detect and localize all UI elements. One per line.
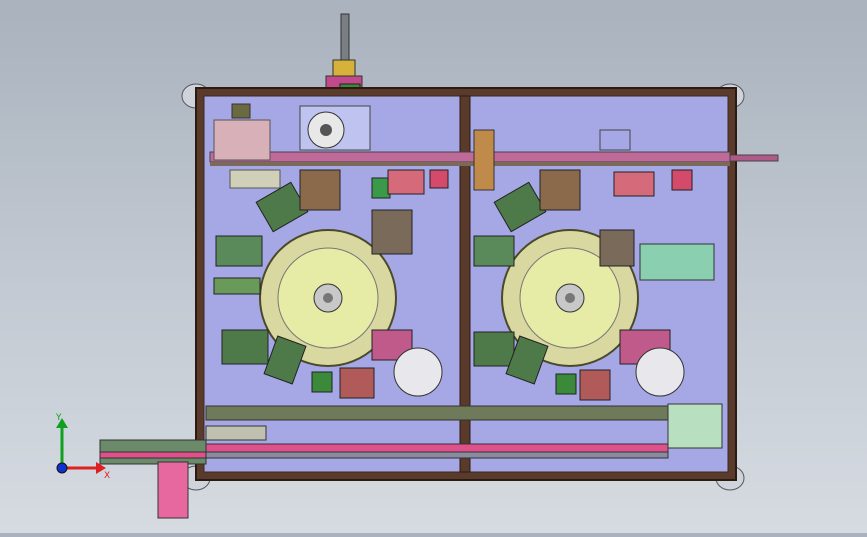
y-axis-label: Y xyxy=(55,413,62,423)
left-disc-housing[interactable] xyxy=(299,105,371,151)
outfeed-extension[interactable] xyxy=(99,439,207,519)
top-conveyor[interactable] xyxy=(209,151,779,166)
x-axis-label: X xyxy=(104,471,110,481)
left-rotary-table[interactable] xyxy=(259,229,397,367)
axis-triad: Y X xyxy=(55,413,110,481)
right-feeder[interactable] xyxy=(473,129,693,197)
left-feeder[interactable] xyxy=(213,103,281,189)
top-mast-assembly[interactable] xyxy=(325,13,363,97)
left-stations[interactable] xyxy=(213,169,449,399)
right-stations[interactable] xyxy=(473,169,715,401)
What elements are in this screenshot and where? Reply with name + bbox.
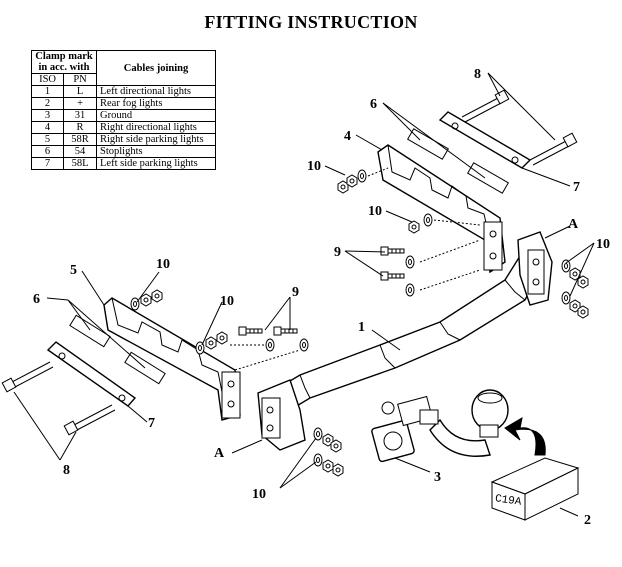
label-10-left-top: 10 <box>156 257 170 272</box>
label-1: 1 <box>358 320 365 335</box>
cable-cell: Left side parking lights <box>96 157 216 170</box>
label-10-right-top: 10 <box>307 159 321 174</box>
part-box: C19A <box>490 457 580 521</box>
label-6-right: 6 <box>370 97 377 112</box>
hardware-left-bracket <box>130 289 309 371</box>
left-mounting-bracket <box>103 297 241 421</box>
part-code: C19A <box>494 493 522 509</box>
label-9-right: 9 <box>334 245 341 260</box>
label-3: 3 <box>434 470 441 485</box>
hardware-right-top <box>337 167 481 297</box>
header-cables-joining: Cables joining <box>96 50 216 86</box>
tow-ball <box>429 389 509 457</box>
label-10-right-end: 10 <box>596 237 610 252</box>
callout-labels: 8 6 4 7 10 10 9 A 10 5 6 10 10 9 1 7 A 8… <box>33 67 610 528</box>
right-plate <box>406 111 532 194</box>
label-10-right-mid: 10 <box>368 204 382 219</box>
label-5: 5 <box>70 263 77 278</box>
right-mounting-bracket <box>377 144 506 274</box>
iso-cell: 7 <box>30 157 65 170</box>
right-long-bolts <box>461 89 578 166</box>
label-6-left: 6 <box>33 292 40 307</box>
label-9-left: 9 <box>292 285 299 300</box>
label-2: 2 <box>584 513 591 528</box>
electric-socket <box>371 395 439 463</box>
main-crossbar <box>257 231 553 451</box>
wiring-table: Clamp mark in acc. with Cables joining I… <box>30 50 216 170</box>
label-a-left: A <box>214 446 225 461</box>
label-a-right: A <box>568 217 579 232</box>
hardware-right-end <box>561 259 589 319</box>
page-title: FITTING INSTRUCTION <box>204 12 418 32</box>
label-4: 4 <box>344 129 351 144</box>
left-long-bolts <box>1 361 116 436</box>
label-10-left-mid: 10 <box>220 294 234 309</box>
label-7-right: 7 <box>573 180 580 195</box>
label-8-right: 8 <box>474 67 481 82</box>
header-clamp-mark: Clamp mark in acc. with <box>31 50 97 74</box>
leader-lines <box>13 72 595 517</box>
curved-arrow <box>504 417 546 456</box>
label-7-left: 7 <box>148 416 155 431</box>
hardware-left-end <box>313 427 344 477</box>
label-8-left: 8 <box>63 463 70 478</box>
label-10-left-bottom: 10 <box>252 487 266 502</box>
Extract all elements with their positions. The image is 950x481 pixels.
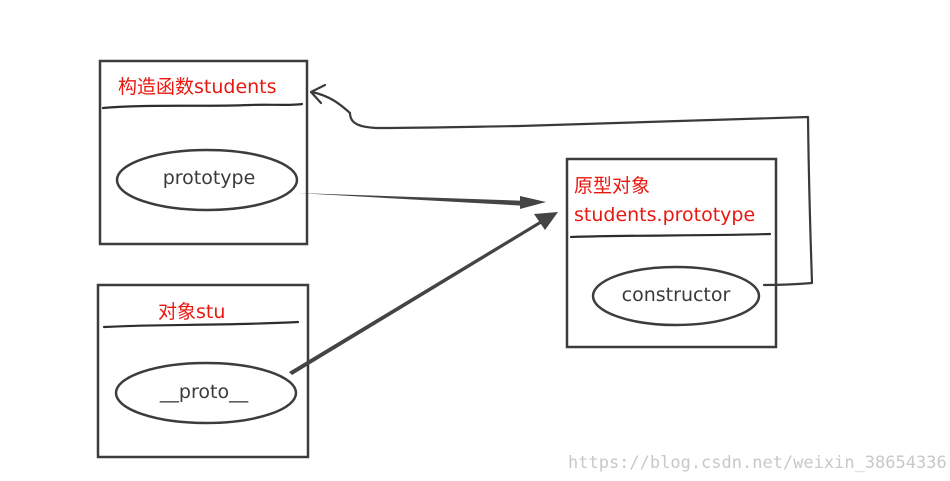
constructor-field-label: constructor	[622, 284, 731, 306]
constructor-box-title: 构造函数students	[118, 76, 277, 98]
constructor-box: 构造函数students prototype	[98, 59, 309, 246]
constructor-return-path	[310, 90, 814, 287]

# TO DO:
Rewrite everything from the row containing "y-axis-label: Y xyxy=(55,413,62,423)" down to the row containing "axis-triad: Y X xyxy=(55,413,110,481)", replacing "outfeed-extension" with "discharge-extension" and changing nothing else.

# TASK RESPONSE:
y-axis-label: Y xyxy=(55,413,62,423)
left-disc-housing[interactable] xyxy=(299,105,371,151)
discharge-extension[interactable] xyxy=(99,439,207,519)
top-conveyor[interactable] xyxy=(209,151,779,166)
x-axis-label: X xyxy=(104,471,110,481)
left-rotary-table[interactable] xyxy=(259,229,397,367)
axis-triad: Y X xyxy=(55,413,110,481)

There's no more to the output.